# WHAT IS REQUIRED:
Copy all of the material below exactly.

# DATASET CONTENT:
- - - - - - -

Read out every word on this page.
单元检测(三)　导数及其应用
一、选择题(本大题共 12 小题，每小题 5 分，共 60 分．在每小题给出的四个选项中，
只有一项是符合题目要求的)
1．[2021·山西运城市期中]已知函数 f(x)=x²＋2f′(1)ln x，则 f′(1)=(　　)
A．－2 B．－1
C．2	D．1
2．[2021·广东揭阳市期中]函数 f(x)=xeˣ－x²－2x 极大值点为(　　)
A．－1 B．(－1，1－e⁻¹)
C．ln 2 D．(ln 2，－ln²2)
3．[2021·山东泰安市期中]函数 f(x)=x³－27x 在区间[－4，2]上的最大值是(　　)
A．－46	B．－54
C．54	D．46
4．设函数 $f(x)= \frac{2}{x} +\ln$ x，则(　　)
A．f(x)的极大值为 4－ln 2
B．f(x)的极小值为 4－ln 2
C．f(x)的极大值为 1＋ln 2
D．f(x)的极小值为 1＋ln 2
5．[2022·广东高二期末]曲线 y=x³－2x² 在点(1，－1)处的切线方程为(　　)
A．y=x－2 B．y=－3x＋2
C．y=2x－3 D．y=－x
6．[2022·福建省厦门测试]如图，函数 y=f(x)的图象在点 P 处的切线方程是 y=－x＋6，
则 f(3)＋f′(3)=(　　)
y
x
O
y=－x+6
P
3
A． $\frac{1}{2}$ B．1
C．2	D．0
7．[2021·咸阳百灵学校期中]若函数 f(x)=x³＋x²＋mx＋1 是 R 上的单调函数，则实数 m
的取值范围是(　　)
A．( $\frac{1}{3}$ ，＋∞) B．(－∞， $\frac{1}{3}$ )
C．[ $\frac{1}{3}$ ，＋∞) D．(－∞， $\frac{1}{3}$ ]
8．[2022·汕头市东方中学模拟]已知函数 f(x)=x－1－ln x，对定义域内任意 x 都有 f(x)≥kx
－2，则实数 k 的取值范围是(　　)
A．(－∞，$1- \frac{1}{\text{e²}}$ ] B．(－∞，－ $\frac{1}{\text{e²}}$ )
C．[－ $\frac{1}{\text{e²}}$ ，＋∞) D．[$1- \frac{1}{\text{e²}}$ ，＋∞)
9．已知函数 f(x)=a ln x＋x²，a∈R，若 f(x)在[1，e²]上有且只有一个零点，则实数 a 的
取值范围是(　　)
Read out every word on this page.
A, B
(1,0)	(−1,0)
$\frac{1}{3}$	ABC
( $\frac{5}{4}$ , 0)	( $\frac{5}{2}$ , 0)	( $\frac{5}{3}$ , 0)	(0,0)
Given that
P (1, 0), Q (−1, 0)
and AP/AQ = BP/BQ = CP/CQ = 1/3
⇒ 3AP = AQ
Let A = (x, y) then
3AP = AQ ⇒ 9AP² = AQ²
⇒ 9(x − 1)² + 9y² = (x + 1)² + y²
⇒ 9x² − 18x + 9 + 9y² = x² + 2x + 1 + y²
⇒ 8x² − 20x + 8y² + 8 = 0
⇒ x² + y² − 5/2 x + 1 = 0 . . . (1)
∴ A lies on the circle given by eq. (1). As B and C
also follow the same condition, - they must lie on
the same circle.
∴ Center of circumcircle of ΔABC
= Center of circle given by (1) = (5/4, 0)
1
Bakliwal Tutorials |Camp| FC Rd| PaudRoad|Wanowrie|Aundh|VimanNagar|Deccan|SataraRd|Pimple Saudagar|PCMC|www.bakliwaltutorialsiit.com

- - - - - - -

# EXPECTED ANSWER:
Read out every word on this page.
单元检测(三)　导数及其应用
一、选择题(本大题共 12 小题，每小题 5 分，共 60 分．在每小题给出的四个选项中，
只有一项是符合题目要求的)
1．[2021·山西运城市期中]已知函数 f(x)=x²＋2f′(1)ln x，则 f′(1)=(　　)
A．－2 B．－1
C．2	D．1
2．[2021·广东揭阳市期中]函数 f(x)=xeˣ－x²－2x 极大值点为(　　)
A．－1 B．(－1，1－e⁻¹)
C．ln 2 D．(ln 2，－ln²2)
3．[2021·山东泰安市期中]函数 f(x)=x³－27x 在区间[－4，2]上的最大值是(　　)
A．－46	B．－54
C．54	D．46
4．设函数 $f(x)= \frac{2}{x} +\ln$ x，则(　　)
A．f(x)的极大值为 4－ln 2
B．f(x)的极小值为 4－ln 2
C．f(x)的极大值为 1＋ln 2
D．f(x)的极小值为 1＋ln 2
5．[2022·广东高二期末]曲线 y=x³－2x² 在点(1，－1)处的切线方程为(　　)
A．y=x－2 B．y=－3x＋2
C．y=2x－3 D．y=－x
6．[2022·福建省厦门测试]如图，函数 y=f(x)的图象在点 P 处的切线方程是 y=－x＋6，
则 f(3)＋f′(3)=(　　)
y
x
O
y=－x+6
P
3
A． $\frac{1}{2}$ B．1
C．2	D．0
7．[2021·咸阳百灵学校期中]若函数 f(x)=x³＋x²＋mx＋1 是 R 上的单调函数，则实数 m
的取值范围是(　　)
A．( $\frac{1}{3}$ ，＋∞) B．(－∞， $\frac{1}{3}$ )
C．[ $\frac{1}{3}$ ，＋∞) D．(－∞， $\frac{1}{3}$ ]
8．[2022·汕头市东方中学模拟]已知函数 f(x)=x－1－ln x，对定义域内任意 x 都有 f(x)≥kx
－2，则实数 k 的取值范围是(　　)
A．(－∞，$1- \frac{1}{\text{e²}}$ ] B．(－∞，－ $\frac{1}{\text{e²}}$ )
C．[－ $\frac{1}{\text{e²}}$ ，＋∞) D．[$1- \frac{1}{\text{e²}}$ ，＋∞)
9．已知函数 f(x)=a ln x＋x²，a∈R，若 f(x)在[1，e²]上有且只有一个零点，则实数 a 的
取值范围是(　　)
Read out every word on this page.
A, B
(1,0)	(−1,0)
$\frac{1}{3}$	ABC
( $\frac{5}{4}$ , 0)	( $\frac{5}{2}$ , 0)	( $\frac{5}{3}$ , 0)	(0,0)
Given that
P (1, 0), Q (−1, 0)
and AP/AQ = BP/BQ = CP/CQ = 1/3
⇒ 3AP = AQ
Let A = (x, y) then
3AP = AQ ⇒ 9AP² = AQ²
⇒ 9(x − 1)² + 9y² = (x + 1)² + y²
⇒ 9x² − 18x + 9 + 9y² = x² + 2x + 1 + y²
⇒ 8x² − 20x + 8y² + 8 = 0
⇒ x² + y² − 5/2 x + 1 = 0 . . . (1)
∴ A lies on the circle given by eq. (1). As B and C
also follow the same condition, - they must lie on
the same circle.
∴ Center of circumcircle of ΔABC
= Center of circle given by (1) = (5/4, 0)
1
Bakliwal Tutorials |Camp| FC Rd| PaudRoad|Wanowrie|Aundh|VimanNagar|Deccan|SataraRd|Pimple Saudagar|PCMC|www.bakliwaltutorialsiit.com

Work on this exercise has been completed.